** Begin **
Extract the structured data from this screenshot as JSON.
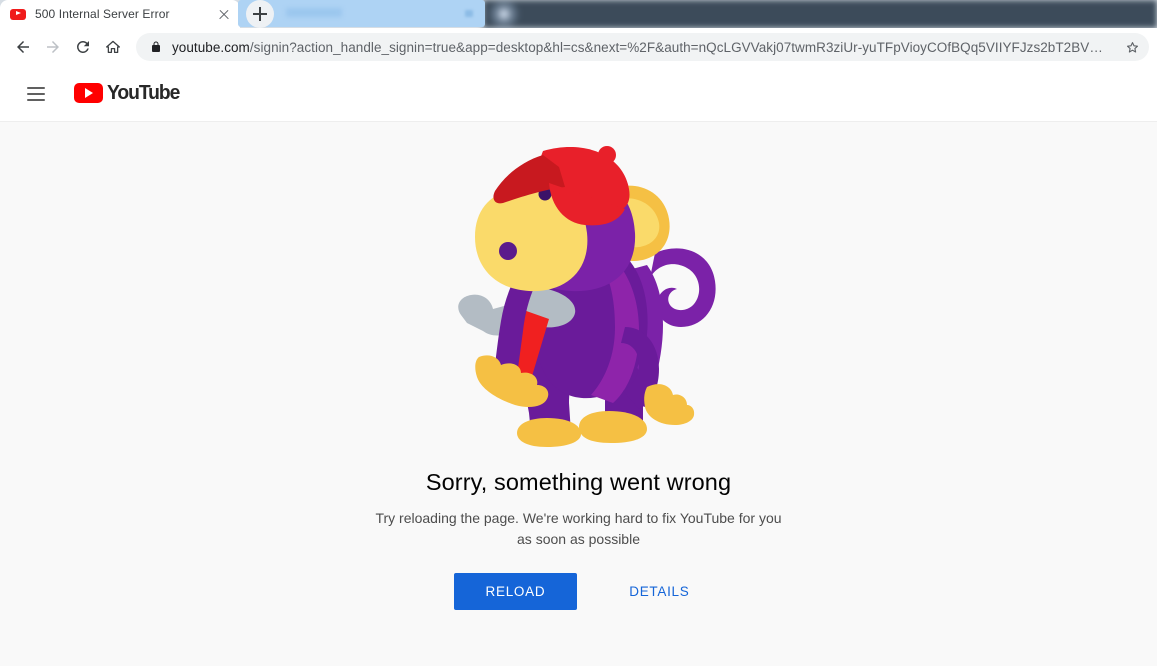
{
  "browser": {
    "tabs": [
      {
        "title": "500 Internal Server Error",
        "favicon": "youtube-favicon",
        "active": true
      },
      {
        "title": "",
        "favicon": "",
        "active": false
      }
    ],
    "new_tab_label": "+",
    "nav": {
      "back_label": "Back",
      "forward_label": "Forward",
      "reload_label": "Reload",
      "home_label": "Home"
    },
    "omnibox": {
      "lock_icon": "lock-icon",
      "url_host": "youtube.com",
      "url_path": "/signin?action_handle_signin=true&app=desktop&hl=cs&next=%2F&auth=nQcLGVVakj07twmR3ziUr-yuTFpVioyCOfBQq5VIIYFJzs2bT2BV…",
      "star_icon": "star-icon"
    }
  },
  "youtube": {
    "header": {
      "menu_icon": "hamburger-menu-icon",
      "logo_text": "YouTube"
    },
    "error": {
      "illustration": "monkey-with-hammer-illustration",
      "title": "Sorry, something went wrong",
      "subtitle": "Try reloading the page. We're working hard to fix YouTube for you as soon as possible",
      "reload_label": "RELOAD",
      "details_label": "DETAILS"
    }
  },
  "colors": {
    "youtube_red": "#ff0000",
    "action_blue": "#1565d8",
    "page_background": "#f9f9f9",
    "header_background": "#ffffff",
    "monkey_purple_dark": "#6a1b9a",
    "monkey_purple_light": "#8e24aa",
    "monkey_yellow": "#f9c846",
    "monkey_yellow_light": "#fada6a",
    "cap_red": "#e8202a",
    "cap_red_dark": "#c8191f",
    "hammer_gray": "#b3bcc4",
    "hammer_handle_red": "#f02020"
  }
}
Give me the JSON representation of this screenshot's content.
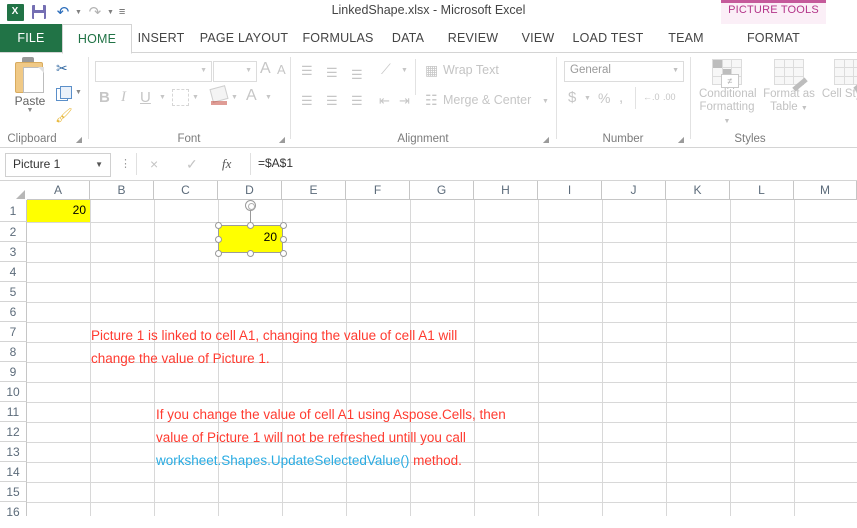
{
  "window": {
    "document_title": "LinkedShape.xlsx - Microsoft Excel"
  },
  "quick_access_toolbar": {
    "items": [
      {
        "name": "excel-logo",
        "label": "X"
      },
      {
        "name": "save-icon",
        "label": "Save"
      },
      {
        "name": "undo-icon",
        "label": "Undo"
      },
      {
        "name": "redo-icon",
        "label": "Redo"
      },
      {
        "name": "customize-qat",
        "label": "Customize Quick Access Toolbar"
      }
    ]
  },
  "contextual_tools": {
    "label": "PICTURE TOOLS",
    "accent_color": "#c55a9b",
    "background_color": "#fbeff7"
  },
  "ribbon": {
    "tabs": [
      {
        "label": "FILE",
        "active": false,
        "style": "file"
      },
      {
        "label": "HOME",
        "active": true,
        "style": "normal"
      },
      {
        "label": "INSERT",
        "active": false,
        "style": "normal"
      },
      {
        "label": "PAGE LAYOUT",
        "active": false,
        "style": "normal"
      },
      {
        "label": "FORMULAS",
        "active": false,
        "style": "normal"
      },
      {
        "label": "DATA",
        "active": false,
        "style": "normal"
      },
      {
        "label": "REVIEW",
        "active": false,
        "style": "normal"
      },
      {
        "label": "VIEW",
        "active": false,
        "style": "normal"
      },
      {
        "label": "LOAD TEST",
        "active": false,
        "style": "normal"
      },
      {
        "label": "TEAM",
        "active": false,
        "style": "normal"
      },
      {
        "label": "FORMAT",
        "active": false,
        "style": "contextual"
      }
    ],
    "groups": {
      "clipboard": {
        "label": "Clipboard",
        "paste_label": "Paste",
        "cut_label": "Cut",
        "copy_label": "Copy",
        "format_painter_label": "Format Painter"
      },
      "font": {
        "label": "Font",
        "font_name": "",
        "font_size": "",
        "grow_font": "A",
        "shrink_font": "A",
        "bold": "B",
        "italic": "I",
        "underline": "U",
        "borders_label": "Borders",
        "fill_color": "A",
        "font_color": "A"
      },
      "alignment": {
        "label": "Alignment",
        "wrap_text": "Wrap Text",
        "merge_center": "Merge & Center"
      },
      "number": {
        "label": "Number",
        "format": "General",
        "currency": "$",
        "percent": "%",
        "comma": ",",
        "increase_decimal": ".00",
        "decrease_decimal": ".00"
      },
      "styles": {
        "label": "Styles",
        "conditional_formatting": "Conditional Formatting",
        "format_as_table": "Format as Table",
        "cell_styles": "Cell Styles"
      }
    }
  },
  "formula_bar": {
    "name_box_value": "Picture 1",
    "cancel_icon": "×",
    "enter_icon": "✓",
    "function_icon": "fx",
    "formula_value": "=$A$1"
  },
  "sheet": {
    "columns": [
      "A",
      "B",
      "C",
      "D",
      "E",
      "F",
      "G",
      "H",
      "I",
      "J",
      "K",
      "L",
      "M"
    ],
    "rows": [
      "1",
      "2",
      "3",
      "4",
      "5",
      "6",
      "7",
      "8",
      "9",
      "10",
      "11",
      "12",
      "13",
      "14",
      "15",
      "16"
    ],
    "cells": [
      {
        "ref": "A1",
        "value": "20",
        "fill": "#ffff00",
        "align": "right"
      }
    ],
    "linked_shape": {
      "name": "Picture 1",
      "value": "20",
      "fill": "#ffff00",
      "border": "#9c9c9c",
      "selected": true,
      "anchor_cell": "D3"
    },
    "annotations": [
      {
        "id": "note-1",
        "color": "#ff3b30",
        "lines": [
          [
            {
              "text": "Picture 1 is linked to cell A1, changing the value of cell A1 will",
              "style": "plain"
            }
          ],
          [
            {
              "text": "change the value of Picture 1.",
              "style": "plain"
            }
          ]
        ]
      },
      {
        "id": "note-2",
        "color": "#ff3b30",
        "lines": [
          [
            {
              "text": "If you change the value of cell A1 using Aspose.Cells, then",
              "style": "plain"
            }
          ],
          [
            {
              "text": "value of Picture 1 will not be refreshed untill you call",
              "style": "plain"
            }
          ],
          [
            {
              "text": "worksheet.Shapes.UpdateSelectedValue()",
              "style": "code"
            },
            {
              "text": " method.",
              "style": "plain"
            }
          ]
        ]
      }
    ]
  }
}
** End **
EXERCISE DESCRIPTION:
Report how many lines in the records hold the word "screenshot", giving the number and nothing else.

EXERCISE ANSWER:
2